■ **What you should do**: Note each line that includes the word "last". Copy those lines.

■ **Extracted material**:
# # # #
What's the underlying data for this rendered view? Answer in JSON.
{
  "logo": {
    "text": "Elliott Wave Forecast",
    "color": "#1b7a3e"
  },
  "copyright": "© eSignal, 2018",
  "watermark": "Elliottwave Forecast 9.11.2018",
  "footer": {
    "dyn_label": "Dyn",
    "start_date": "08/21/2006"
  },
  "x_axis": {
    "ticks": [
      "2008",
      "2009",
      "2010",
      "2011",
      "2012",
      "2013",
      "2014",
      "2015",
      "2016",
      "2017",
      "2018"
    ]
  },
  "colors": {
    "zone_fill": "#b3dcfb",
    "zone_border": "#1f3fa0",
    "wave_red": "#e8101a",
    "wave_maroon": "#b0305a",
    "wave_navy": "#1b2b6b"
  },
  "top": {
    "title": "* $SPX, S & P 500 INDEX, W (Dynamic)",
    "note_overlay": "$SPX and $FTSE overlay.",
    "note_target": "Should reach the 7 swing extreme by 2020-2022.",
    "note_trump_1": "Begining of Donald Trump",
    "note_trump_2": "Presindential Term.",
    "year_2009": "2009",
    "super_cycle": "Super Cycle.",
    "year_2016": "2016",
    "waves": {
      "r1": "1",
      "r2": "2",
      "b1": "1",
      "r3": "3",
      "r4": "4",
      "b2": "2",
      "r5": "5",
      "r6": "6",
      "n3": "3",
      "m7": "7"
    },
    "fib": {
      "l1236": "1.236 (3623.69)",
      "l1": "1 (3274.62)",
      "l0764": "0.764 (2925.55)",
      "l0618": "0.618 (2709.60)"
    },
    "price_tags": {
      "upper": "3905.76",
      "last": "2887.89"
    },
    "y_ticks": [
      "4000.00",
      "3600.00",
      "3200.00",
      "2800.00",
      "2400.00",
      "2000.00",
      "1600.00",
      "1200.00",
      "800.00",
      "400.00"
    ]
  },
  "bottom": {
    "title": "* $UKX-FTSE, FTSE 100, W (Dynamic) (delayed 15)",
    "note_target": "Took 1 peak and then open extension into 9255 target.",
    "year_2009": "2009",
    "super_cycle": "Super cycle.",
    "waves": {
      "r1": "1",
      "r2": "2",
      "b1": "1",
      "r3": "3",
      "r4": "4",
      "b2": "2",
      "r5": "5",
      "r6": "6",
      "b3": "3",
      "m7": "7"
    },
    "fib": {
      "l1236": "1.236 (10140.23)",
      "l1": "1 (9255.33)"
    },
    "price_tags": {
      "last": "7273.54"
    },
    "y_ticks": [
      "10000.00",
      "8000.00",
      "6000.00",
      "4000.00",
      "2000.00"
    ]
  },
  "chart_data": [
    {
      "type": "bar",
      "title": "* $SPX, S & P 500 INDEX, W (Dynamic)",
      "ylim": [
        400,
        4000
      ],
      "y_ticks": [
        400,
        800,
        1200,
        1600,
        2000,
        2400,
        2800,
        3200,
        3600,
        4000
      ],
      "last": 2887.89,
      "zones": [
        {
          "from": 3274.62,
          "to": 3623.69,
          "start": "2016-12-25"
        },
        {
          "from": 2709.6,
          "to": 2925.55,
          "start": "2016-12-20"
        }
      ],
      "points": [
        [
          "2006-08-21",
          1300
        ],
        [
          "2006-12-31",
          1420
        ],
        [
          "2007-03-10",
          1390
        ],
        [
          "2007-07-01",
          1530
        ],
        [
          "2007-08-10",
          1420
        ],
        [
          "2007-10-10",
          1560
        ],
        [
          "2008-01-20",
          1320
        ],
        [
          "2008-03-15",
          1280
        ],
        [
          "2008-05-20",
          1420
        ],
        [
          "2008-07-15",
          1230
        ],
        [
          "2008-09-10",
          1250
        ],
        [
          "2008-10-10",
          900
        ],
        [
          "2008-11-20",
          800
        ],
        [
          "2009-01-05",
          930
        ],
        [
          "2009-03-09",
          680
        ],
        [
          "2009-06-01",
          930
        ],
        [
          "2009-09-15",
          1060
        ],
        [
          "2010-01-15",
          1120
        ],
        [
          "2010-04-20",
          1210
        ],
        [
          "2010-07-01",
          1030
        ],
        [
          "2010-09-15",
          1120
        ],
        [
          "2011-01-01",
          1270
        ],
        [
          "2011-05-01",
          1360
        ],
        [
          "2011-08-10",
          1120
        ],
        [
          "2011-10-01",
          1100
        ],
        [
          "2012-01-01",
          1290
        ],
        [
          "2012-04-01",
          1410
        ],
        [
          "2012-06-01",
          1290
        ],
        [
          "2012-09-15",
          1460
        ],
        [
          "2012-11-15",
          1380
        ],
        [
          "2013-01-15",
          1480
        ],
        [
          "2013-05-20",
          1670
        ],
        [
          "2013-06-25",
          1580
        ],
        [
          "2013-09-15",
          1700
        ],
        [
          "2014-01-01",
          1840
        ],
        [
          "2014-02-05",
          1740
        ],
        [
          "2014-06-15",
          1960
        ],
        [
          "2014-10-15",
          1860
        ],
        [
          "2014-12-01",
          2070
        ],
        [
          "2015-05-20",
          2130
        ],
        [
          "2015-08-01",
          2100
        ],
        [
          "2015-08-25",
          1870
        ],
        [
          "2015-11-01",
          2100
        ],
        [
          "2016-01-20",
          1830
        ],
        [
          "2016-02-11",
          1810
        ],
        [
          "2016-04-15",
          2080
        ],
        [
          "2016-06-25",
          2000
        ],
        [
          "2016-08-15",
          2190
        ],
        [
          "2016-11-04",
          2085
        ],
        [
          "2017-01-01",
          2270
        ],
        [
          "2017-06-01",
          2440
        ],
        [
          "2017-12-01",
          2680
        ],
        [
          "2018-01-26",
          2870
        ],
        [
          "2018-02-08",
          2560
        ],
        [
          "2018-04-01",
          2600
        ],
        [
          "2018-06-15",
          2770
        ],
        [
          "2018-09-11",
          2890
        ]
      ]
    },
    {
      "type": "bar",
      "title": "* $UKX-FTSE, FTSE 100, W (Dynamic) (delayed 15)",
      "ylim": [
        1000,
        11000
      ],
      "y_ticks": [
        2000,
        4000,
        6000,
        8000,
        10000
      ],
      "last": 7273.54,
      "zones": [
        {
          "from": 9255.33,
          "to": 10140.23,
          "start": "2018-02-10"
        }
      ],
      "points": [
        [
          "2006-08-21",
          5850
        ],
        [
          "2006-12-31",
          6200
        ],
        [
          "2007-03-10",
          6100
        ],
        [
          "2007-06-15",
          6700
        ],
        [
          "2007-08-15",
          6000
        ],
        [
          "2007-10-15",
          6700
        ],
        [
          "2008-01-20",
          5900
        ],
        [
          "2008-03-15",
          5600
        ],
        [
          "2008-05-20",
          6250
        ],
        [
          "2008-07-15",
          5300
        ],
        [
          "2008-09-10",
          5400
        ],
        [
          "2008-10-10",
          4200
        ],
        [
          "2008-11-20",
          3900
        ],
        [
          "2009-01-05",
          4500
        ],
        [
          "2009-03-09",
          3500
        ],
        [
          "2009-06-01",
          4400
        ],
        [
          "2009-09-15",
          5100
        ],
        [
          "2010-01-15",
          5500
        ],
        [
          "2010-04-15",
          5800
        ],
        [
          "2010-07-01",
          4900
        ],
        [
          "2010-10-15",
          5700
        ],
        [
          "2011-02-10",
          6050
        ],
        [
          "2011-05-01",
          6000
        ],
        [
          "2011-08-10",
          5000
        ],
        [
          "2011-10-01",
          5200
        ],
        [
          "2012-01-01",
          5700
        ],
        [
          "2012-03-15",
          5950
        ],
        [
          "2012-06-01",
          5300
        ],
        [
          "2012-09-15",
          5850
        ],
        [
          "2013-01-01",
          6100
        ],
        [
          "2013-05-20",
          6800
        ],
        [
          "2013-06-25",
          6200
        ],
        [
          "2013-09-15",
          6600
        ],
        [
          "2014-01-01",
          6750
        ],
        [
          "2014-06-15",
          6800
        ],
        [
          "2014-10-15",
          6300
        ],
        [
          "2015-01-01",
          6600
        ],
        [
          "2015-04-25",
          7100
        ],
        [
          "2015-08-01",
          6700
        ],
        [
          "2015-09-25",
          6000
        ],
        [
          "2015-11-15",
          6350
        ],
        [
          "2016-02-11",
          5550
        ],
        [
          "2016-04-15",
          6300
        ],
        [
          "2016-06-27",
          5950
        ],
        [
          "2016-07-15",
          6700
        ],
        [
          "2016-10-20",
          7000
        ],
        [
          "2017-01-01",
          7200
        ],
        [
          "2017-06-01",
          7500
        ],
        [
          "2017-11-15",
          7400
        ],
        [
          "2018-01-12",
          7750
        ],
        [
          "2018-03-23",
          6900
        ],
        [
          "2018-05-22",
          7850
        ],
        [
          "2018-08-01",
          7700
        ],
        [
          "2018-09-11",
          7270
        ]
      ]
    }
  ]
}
# # # #
■ **Task answer**:
      "last": "2887.89"
      "last": "7273.54"
      "last": 2887.89,
      "last": 7273.54,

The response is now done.